**** PROVIDED ENTRIES ****

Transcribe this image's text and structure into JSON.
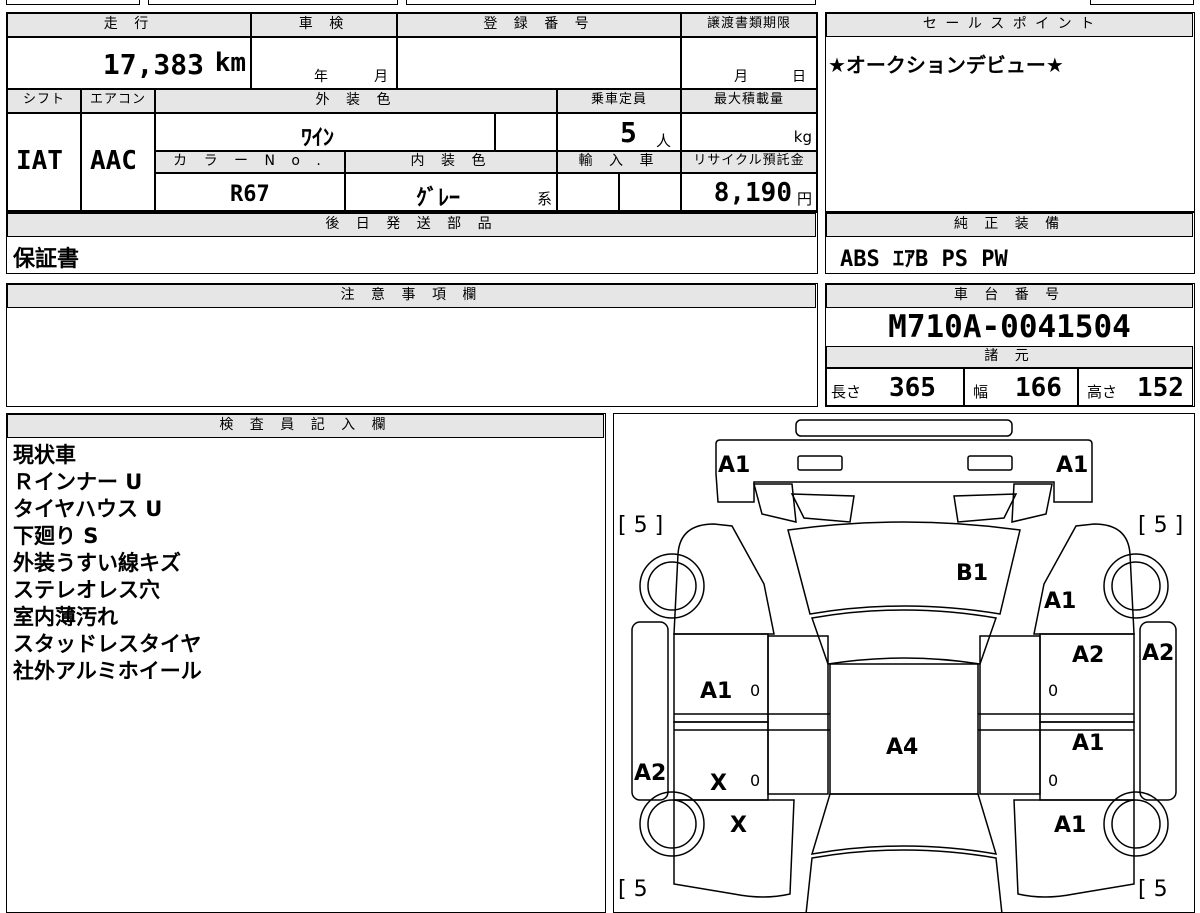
{
  "mileage": {
    "label": "走 行",
    "value": "17,383",
    "unit": "km"
  },
  "inspection": {
    "label": "車 検",
    "year": "年",
    "month": "月"
  },
  "registration": {
    "label": "登 録 番 号"
  },
  "transfer": {
    "label": "譲渡書類期限",
    "month": "月",
    "day": "日"
  },
  "sales_point": {
    "label": "セ ー ル ス ポ イ ン ト",
    "text": "★オークションデビュー★"
  },
  "shift": {
    "label": "シフト",
    "value": "IAT"
  },
  "aircon": {
    "label": "エアコン",
    "value": "AAC"
  },
  "exterior_color": {
    "label": "外 装 色",
    "value": "ﾜｲﾝ"
  },
  "capacity": {
    "label": "乗車定員",
    "value": "5",
    "unit": "人"
  },
  "max_load": {
    "label": "最大積載量",
    "unit": "kg"
  },
  "color_no": {
    "label": "カ ラ ー N o .",
    "value": "R67"
  },
  "interior_color": {
    "label": "内 装 色",
    "value": "ｸﾞﾚｰ",
    "suffix": "系"
  },
  "import": {
    "label": "輸 入 車"
  },
  "recycle": {
    "label": "リサイクル預託金",
    "value": "8,190",
    "unit": "円"
  },
  "later_parts": {
    "label": "後 日 発 送 部 品",
    "value": "保証書"
  },
  "equipment": {
    "label": "純 正 装 備",
    "value": "ABS ｴｱB PS PW"
  },
  "notes": {
    "label": "注 意 事 項 欄"
  },
  "chassis": {
    "label": "車 台 番 号",
    "value": "M710A-0041504"
  },
  "specs": {
    "label": "諸 元",
    "length_label": "長さ",
    "length": "365",
    "width_label": "幅",
    "width": "166",
    "height_label": "高さ",
    "height": "152"
  },
  "inspector": {
    "label": "検 査 員 記 入 欄",
    "items": [
      "現状車",
      "Ｒインナー U",
      "タイヤハウス U",
      "下廻り S",
      "外装うすい線キズ",
      "ステレオレス穴",
      "室内薄汚れ",
      "スタッドレスタイヤ",
      "社外アルミホイール"
    ]
  },
  "diagram": {
    "tire_marks": [
      "[ 5 ]",
      "[ 5 ]",
      "[ 5",
      "[ 5"
    ],
    "marks": {
      "front_left": "A1",
      "front_right": "A1",
      "hood": "B1",
      "right_fender": "A1",
      "right_front_door": "A2",
      "right_mirror": "A2",
      "left_front_door": "A1",
      "left_front_door_zero": "0",
      "right_front_door_zero": "0",
      "roof": "A4",
      "right_rear_door": "A1",
      "left_rear_door": "X",
      "left_rear_door_zero": "0",
      "right_rear_door_zero": "0",
      "left_side": "A2",
      "left_quarter": "X",
      "right_quarter": "A1"
    }
  }
}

****

- TASK STATEMENT -
Return the entries unchanged, save for the pictures, which do not belong in the copy.

- SOLVED EXERCISE -
Transcribe this image's text and structure into JSON.
{
  "mileage": {
    "label": "走 行",
    "value": "17,383",
    "unit": "km"
  },
  "inspection": {
    "label": "車 検",
    "year": "年",
    "month": "月"
  },
  "registration": {
    "label": "登 録 番 号"
  },
  "transfer": {
    "label": "譲渡書類期限",
    "month": "月",
    "day": "日"
  },
  "sales_point": {
    "label": "セ ー ル ス ポ イ ン ト",
    "text": "★オークションデビュー★"
  },
  "shift": {
    "label": "シフト",
    "value": "IAT"
  },
  "aircon": {
    "label": "エアコン",
    "value": "AAC"
  },
  "exterior_color": {
    "label": "外 装 色",
    "value": "ﾜｲﾝ"
  },
  "capacity": {
    "label": "乗車定員",
    "value": "5",
    "unit": "人"
  },
  "max_load": {
    "label": "最大積載量",
    "unit": "kg"
  },
  "color_no": {
    "label": "カ ラ ー N o .",
    "value": "R67"
  },
  "interior_color": {
    "label": "内 装 色",
    "value": "ｸﾞﾚｰ",
    "suffix": "系"
  },
  "import": {
    "label": "輸 入 車"
  },
  "recycle": {
    "label": "リサイクル預託金",
    "value": "8,190",
    "unit": "円"
  },
  "later_parts": {
    "label": "後 日 発 送 部 品",
    "value": "保証書"
  },
  "equipment": {
    "label": "純 正 装 備",
    "value": "ABS ｴｱB PS PW"
  },
  "notes": {
    "label": "注 意 事 項 欄"
  },
  "chassis": {
    "label": "車 台 番 号",
    "value": "M710A-0041504"
  },
  "specs": {
    "label": "諸 元",
    "length_label": "長さ",
    "length": "365",
    "width_label": "幅",
    "width": "166",
    "height_label": "高さ",
    "height": "152"
  },
  "inspector": {
    "label": "検 査 員 記 入 欄",
    "items": [
      "現状車",
      "Ｒインナー U",
      "タイヤハウス U",
      "下廻り S",
      "外装うすい線キズ",
      "ステレオレス穴",
      "室内薄汚れ",
      "スタッドレスタイヤ",
      "社外アルミホイール"
    ]
  },
  "diagram": {
    "tire_marks": [
      "[ 5 ]",
      "[ 5 ]",
      "[ 5",
      "[ 5"
    ],
    "marks": {
      "front_left": "A1",
      "front_right": "A1",
      "hood": "B1",
      "right_fender": "A1",
      "right_front_door": "A2",
      "right_mirror": "A2",
      "left_front_door": "A1",
      "left_front_door_zero": "0",
      "right_front_door_zero": "0",
      "roof": "A4",
      "right_rear_door": "A1",
      "left_rear_door": "X",
      "left_rear_door_zero": "0",
      "right_rear_door_zero": "0",
      "left_side": "A2",
      "left_quarter": "X",
      "right_quarter": "A1"
    }
  }
}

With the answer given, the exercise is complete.